**The records:**
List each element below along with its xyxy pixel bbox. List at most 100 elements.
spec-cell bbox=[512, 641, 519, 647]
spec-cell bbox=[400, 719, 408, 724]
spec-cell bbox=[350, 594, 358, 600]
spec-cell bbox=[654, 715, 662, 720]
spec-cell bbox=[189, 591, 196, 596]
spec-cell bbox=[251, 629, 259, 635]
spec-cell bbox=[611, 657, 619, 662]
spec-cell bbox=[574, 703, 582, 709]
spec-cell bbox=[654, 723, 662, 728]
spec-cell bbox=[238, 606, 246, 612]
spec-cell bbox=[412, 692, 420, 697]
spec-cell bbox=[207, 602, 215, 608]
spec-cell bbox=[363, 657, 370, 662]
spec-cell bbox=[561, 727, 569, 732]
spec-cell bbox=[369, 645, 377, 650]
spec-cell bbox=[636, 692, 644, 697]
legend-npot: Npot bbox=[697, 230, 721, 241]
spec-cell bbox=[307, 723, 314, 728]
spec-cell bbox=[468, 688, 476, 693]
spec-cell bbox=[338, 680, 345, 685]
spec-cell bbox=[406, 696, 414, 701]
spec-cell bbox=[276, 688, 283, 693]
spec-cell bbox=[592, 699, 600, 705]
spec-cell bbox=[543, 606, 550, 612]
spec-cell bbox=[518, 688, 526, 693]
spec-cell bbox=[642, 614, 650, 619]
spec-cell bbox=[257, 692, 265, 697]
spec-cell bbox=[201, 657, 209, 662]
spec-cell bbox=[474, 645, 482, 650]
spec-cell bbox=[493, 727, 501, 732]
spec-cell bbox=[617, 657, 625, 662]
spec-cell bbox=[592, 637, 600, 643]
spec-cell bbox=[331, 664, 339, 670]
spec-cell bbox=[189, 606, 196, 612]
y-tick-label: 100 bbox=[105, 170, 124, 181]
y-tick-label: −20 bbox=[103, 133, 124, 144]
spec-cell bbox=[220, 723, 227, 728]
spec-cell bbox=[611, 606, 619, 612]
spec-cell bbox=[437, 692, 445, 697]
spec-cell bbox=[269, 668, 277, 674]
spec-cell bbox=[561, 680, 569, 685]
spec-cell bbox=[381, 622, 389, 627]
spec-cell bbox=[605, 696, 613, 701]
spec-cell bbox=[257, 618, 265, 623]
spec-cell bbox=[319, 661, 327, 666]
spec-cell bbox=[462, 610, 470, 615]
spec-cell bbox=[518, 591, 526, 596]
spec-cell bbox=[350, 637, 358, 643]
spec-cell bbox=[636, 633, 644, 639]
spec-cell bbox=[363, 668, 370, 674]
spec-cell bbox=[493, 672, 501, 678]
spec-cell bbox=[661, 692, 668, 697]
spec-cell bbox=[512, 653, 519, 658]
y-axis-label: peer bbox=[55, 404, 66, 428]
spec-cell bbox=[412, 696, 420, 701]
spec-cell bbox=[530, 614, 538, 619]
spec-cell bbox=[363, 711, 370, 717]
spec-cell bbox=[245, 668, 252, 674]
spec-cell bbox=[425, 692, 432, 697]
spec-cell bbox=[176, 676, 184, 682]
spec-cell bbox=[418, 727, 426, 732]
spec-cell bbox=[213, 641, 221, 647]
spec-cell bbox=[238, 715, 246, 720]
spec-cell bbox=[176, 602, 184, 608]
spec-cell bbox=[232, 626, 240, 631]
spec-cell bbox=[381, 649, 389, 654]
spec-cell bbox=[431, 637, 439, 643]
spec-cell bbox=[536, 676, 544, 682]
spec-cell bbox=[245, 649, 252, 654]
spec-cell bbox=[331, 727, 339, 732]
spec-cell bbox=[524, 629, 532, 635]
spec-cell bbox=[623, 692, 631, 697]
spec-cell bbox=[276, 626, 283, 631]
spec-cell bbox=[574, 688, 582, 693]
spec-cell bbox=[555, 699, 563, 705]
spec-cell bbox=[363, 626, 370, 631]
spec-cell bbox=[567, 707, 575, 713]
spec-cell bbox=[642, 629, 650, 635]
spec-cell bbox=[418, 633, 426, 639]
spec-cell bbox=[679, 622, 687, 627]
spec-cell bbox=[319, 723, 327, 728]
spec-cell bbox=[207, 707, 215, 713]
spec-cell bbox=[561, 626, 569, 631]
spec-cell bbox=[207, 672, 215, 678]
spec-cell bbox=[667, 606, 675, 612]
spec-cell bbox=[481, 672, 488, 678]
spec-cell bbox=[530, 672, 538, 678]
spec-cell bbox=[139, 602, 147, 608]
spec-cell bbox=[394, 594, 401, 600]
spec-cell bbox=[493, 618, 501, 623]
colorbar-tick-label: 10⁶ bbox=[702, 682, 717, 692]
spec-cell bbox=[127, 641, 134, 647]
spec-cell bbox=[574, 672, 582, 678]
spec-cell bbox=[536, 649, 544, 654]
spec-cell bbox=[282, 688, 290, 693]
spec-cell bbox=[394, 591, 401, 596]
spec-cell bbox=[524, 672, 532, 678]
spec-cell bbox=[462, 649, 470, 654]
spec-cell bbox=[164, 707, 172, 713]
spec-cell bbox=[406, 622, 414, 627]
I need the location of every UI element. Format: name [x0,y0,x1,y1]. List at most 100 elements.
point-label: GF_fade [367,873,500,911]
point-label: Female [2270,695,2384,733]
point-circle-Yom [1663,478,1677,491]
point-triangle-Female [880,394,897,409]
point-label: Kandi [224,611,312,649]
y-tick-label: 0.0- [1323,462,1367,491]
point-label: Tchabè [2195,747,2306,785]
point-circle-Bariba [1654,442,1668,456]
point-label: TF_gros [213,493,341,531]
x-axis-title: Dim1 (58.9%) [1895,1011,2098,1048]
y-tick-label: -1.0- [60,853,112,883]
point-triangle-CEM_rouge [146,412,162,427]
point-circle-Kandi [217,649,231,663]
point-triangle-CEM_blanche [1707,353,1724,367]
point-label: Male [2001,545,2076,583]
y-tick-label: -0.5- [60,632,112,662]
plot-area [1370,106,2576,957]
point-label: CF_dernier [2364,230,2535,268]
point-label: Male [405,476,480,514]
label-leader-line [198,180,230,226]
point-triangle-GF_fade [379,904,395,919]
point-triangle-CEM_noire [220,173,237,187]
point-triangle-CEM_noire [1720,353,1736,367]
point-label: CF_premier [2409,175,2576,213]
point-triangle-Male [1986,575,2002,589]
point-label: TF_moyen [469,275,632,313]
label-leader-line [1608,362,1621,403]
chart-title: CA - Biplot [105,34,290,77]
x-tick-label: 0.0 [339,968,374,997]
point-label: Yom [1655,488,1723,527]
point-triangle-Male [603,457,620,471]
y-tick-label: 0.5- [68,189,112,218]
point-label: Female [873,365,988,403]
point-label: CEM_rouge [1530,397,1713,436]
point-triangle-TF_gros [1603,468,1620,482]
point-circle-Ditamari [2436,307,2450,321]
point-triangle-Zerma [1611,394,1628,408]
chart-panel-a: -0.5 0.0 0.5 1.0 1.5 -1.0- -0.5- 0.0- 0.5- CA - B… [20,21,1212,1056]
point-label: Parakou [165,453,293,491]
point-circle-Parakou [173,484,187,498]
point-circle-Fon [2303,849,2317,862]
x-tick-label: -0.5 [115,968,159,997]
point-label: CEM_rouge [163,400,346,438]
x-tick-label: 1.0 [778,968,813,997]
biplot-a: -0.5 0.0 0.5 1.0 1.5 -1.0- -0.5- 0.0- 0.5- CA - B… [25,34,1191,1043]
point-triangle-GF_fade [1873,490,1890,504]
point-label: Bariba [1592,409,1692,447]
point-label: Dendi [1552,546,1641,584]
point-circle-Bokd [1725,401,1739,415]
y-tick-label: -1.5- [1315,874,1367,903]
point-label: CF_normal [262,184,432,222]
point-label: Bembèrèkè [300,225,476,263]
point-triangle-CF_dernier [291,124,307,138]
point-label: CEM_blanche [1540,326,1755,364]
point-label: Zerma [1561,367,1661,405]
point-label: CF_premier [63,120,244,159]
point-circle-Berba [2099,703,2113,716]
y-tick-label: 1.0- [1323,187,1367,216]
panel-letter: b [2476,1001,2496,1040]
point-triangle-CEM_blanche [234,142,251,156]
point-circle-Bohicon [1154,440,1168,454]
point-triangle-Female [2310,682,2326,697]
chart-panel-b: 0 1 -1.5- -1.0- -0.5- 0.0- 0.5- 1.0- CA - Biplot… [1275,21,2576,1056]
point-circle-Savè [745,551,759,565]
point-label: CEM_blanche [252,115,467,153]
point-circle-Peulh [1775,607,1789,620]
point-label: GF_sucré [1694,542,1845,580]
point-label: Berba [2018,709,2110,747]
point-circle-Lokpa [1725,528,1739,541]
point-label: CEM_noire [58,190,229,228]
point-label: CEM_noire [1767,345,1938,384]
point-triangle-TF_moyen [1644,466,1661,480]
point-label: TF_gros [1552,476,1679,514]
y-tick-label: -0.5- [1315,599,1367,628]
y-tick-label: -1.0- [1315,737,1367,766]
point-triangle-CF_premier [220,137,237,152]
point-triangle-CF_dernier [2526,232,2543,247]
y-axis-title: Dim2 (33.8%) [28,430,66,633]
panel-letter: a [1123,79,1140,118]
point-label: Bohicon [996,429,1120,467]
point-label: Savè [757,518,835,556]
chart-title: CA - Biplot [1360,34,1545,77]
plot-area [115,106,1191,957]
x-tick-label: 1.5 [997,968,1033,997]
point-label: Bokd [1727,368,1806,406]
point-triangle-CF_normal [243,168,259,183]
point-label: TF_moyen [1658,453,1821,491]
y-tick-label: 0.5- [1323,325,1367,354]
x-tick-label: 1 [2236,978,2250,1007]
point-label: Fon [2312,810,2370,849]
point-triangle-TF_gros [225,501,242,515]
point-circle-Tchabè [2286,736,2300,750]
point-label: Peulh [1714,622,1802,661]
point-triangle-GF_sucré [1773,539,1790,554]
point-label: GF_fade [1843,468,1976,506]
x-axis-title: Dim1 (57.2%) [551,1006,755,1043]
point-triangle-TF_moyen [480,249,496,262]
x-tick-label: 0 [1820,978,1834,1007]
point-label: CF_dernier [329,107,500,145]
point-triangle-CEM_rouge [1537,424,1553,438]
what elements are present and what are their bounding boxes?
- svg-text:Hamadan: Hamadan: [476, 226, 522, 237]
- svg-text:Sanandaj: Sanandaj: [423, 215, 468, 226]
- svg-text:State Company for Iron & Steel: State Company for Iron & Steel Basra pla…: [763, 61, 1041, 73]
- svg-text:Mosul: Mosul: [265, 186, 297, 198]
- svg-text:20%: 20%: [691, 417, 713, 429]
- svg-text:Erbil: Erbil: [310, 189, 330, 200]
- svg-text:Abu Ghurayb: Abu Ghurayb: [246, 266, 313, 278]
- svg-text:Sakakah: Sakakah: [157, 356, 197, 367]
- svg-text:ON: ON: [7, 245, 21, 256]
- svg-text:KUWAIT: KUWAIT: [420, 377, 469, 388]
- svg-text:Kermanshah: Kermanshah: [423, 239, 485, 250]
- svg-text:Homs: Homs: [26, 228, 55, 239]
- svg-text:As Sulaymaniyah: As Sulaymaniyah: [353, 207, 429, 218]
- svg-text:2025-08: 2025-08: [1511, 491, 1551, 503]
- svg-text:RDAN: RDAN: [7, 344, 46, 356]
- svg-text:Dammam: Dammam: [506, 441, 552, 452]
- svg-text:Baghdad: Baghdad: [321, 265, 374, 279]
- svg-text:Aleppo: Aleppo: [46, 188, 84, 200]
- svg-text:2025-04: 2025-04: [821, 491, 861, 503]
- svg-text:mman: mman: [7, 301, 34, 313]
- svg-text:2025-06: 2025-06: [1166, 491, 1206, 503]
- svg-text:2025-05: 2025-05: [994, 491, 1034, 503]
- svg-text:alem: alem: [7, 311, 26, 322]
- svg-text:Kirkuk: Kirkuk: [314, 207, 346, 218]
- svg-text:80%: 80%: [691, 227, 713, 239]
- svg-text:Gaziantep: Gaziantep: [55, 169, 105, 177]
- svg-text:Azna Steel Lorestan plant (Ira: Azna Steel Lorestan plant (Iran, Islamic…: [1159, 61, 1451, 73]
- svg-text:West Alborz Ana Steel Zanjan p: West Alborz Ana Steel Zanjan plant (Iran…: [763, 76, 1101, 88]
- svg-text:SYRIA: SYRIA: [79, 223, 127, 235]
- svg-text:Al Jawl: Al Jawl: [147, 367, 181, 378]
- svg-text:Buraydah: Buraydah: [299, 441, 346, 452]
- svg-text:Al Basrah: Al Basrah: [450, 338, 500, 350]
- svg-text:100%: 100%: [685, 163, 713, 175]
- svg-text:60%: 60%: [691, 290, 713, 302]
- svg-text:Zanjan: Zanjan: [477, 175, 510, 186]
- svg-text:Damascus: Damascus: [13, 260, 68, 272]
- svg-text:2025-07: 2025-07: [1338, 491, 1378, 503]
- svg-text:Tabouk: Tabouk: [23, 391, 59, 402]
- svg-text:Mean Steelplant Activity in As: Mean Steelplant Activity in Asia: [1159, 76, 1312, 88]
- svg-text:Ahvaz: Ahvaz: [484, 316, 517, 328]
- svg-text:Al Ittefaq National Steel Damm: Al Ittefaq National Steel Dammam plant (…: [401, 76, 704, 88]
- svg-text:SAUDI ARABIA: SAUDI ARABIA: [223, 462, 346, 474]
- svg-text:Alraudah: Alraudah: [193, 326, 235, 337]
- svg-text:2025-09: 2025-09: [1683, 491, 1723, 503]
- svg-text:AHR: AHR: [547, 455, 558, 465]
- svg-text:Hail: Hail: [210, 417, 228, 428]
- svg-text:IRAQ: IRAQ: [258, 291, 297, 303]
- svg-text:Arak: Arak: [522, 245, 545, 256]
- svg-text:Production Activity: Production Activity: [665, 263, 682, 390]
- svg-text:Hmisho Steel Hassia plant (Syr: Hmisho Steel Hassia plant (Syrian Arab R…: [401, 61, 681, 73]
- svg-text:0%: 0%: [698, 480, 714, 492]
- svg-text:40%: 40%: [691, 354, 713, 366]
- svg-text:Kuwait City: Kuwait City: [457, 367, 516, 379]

**Instructions for the task:** Please write out the part of the records that opens with their first line and closes with the line containing "spec-cell bbox=[468, 688, 476, 693]", with both of those lines included.

**Exercise solution:**
List each element below along with its xyxy pixel bbox. List at most 100 elements.
spec-cell bbox=[512, 641, 519, 647]
spec-cell bbox=[400, 719, 408, 724]
spec-cell bbox=[350, 594, 358, 600]
spec-cell bbox=[654, 715, 662, 720]
spec-cell bbox=[189, 591, 196, 596]
spec-cell bbox=[251, 629, 259, 635]
spec-cell bbox=[611, 657, 619, 662]
spec-cell bbox=[574, 703, 582, 709]
spec-cell bbox=[654, 723, 662, 728]
spec-cell bbox=[238, 606, 246, 612]
spec-cell bbox=[412, 692, 420, 697]
spec-cell bbox=[207, 602, 215, 608]
spec-cell bbox=[363, 657, 370, 662]
spec-cell bbox=[561, 727, 569, 732]
spec-cell bbox=[369, 645, 377, 650]
spec-cell bbox=[636, 692, 644, 697]
legend-npot: Npot bbox=[697, 230, 721, 241]
spec-cell bbox=[307, 723, 314, 728]
spec-cell bbox=[468, 688, 476, 693]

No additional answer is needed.